REQUIREMENT – Output every entry exactly as written.

(Entries from a dataset)

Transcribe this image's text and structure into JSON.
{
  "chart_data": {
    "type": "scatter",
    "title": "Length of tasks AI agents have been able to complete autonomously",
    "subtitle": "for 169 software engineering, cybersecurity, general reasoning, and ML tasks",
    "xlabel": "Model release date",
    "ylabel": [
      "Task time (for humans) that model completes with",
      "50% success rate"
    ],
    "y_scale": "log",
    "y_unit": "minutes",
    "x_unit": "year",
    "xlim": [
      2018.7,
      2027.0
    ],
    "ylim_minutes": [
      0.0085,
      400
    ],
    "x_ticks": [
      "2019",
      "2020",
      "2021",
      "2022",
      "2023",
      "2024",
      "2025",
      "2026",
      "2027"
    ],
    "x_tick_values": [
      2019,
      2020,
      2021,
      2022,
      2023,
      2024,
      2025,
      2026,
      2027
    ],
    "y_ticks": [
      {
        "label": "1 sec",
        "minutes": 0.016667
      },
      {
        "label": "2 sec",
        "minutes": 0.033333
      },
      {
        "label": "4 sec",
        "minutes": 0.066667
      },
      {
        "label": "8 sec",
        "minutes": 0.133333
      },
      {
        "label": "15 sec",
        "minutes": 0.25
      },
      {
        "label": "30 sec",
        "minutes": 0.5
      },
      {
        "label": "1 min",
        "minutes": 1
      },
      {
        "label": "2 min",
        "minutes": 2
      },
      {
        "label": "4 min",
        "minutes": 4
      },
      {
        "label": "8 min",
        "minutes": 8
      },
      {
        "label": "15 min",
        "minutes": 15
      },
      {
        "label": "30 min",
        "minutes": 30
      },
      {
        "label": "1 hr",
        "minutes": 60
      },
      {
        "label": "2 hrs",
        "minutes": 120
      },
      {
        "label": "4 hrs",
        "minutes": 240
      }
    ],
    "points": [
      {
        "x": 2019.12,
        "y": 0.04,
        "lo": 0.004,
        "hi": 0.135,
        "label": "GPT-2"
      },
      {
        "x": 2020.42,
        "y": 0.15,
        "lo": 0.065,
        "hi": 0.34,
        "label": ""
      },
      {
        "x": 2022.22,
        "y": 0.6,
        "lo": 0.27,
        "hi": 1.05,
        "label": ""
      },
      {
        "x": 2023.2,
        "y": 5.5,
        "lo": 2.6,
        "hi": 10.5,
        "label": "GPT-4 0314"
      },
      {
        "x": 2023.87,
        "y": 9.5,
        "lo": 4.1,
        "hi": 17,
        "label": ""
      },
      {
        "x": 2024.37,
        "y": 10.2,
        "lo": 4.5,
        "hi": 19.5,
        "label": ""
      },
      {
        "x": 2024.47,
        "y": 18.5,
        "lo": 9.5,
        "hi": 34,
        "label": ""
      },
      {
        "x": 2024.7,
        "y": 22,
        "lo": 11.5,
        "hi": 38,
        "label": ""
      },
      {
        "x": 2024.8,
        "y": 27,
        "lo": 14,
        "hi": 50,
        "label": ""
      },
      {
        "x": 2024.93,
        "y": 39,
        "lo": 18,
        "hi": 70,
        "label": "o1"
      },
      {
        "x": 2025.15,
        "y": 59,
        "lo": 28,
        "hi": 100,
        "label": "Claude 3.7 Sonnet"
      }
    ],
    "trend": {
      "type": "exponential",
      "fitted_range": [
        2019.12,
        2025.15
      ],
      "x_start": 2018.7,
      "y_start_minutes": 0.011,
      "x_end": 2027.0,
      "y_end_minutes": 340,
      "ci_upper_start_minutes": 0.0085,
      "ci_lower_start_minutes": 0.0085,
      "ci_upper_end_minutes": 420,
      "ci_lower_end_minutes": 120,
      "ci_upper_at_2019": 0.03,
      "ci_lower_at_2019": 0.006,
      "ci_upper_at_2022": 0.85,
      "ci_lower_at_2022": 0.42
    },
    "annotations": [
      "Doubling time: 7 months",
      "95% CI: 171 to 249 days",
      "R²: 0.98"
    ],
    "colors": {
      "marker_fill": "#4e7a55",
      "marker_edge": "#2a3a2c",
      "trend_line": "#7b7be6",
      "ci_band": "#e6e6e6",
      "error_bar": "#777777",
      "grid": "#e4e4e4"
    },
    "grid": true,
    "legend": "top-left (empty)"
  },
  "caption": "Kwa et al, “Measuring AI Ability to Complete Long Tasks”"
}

FINAL RESULT –
Transcribe this image's text and structure into JSON.
{
  "chart_data": {
    "type": "scatter",
    "title": "Length of tasks AI agents have been able to complete autonomously",
    "subtitle": "for 169 software engineering, cybersecurity, general reasoning, and ML tasks",
    "xlabel": "Model release date",
    "ylabel": [
      "Task time (for humans) that model completes with",
      "50% success rate"
    ],
    "y_scale": "log",
    "y_unit": "minutes",
    "x_unit": "year",
    "xlim": [
      2018.7,
      2027.0
    ],
    "ylim_minutes": [
      0.0085,
      400
    ],
    "x_ticks": [
      "2019",
      "2020",
      "2021",
      "2022",
      "2023",
      "2024",
      "2025",
      "2026",
      "2027"
    ],
    "x_tick_values": [
      2019,
      2020,
      2021,
      2022,
      2023,
      2024,
      2025,
      2026,
      2027
    ],
    "y_ticks": [
      {
        "label": "1 sec",
        "minutes": 0.016667
      },
      {
        "label": "2 sec",
        "minutes": 0.033333
      },
      {
        "label": "4 sec",
        "minutes": 0.066667
      },
      {
        "label": "8 sec",
        "minutes": 0.133333
      },
      {
        "label": "15 sec",
        "minutes": 0.25
      },
      {
        "label": "30 sec",
        "minutes": 0.5
      },
      {
        "label": "1 min",
        "minutes": 1
      },
      {
        "label": "2 min",
        "minutes": 2
      },
      {
        "label": "4 min",
        "minutes": 4
      },
      {
        "label": "8 min",
        "minutes": 8
      },
      {
        "label": "15 min",
        "minutes": 15
      },
      {
        "label": "30 min",
        "minutes": 30
      },
      {
        "label": "1 hr",
        "minutes": 60
      },
      {
        "label": "2 hrs",
        "minutes": 120
      },
      {
        "label": "4 hrs",
        "minutes": 240
      }
    ],
    "points": [
      {
        "x": 2019.12,
        "y": 0.04,
        "lo": 0.004,
        "hi": 0.135,
        "label": "GPT-2"
      },
      {
        "x": 2020.42,
        "y": 0.15,
        "lo": 0.065,
        "hi": 0.34,
        "label": ""
      },
      {
        "x": 2022.22,
        "y": 0.6,
        "lo": 0.27,
        "hi": 1.05,
        "label": ""
      },
      {
        "x": 2023.2,
        "y": 5.5,
        "lo": 2.6,
        "hi": 10.5,
        "label": "GPT-4 0314"
      },
      {
        "x": 2023.87,
        "y": 9.5,
        "lo": 4.1,
        "hi": 17,
        "label": ""
      },
      {
        "x": 2024.37,
        "y": 10.2,
        "lo": 4.5,
        "hi": 19.5,
        "label": ""
      },
      {
        "x": 2024.47,
        "y": 18.5,
        "lo": 9.5,
        "hi": 34,
        "label": ""
      },
      {
        "x": 2024.7,
        "y": 22,
        "lo": 11.5,
        "hi": 38,
        "label": ""
      },
      {
        "x": 2024.8,
        "y": 27,
        "lo": 14,
        "hi": 50,
        "label": ""
      },
      {
        "x": 2024.93,
        "y": 39,
        "lo": 18,
        "hi": 70,
        "label": "o1"
      },
      {
        "x": 2025.15,
        "y": 59,
        "lo": 28,
        "hi": 100,
        "label": "Claude 3.7 Sonnet"
      }
    ],
    "trend": {
      "type": "exponential",
      "fitted_range": [
        2019.12,
        2025.15
      ],
      "x_start": 2018.7,
      "y_start_minutes": 0.011,
      "x_end": 2027.0,
      "y_end_minutes": 340,
      "ci_upper_start_minutes": 0.0085,
      "ci_lower_start_minutes": 0.0085,
      "ci_upper_end_minutes": 420,
      "ci_lower_end_minutes": 120,
      "ci_upper_at_2019": 0.03,
      "ci_lower_at_2019": 0.006,
      "ci_upper_at_2022": 0.85,
      "ci_lower_at_2022": 0.42
    },
    "annotations": [
      "Doubling time: 7 months",
      "95% CI: 171 to 249 days",
      "R²: 0.98"
    ],
    "colors": {
      "marker_fill": "#4e7a55",
      "marker_edge": "#2a3a2c",
      "trend_line": "#7b7be6",
      "ci_band": "#e6e6e6",
      "error_bar": "#777777",
      "grid": "#e4e4e4"
    },
    "grid": true,
    "legend": "top-left (empty)"
  },
  "caption": "Kwa et al, “Measuring AI Ability to Complete Long Tasks”"
}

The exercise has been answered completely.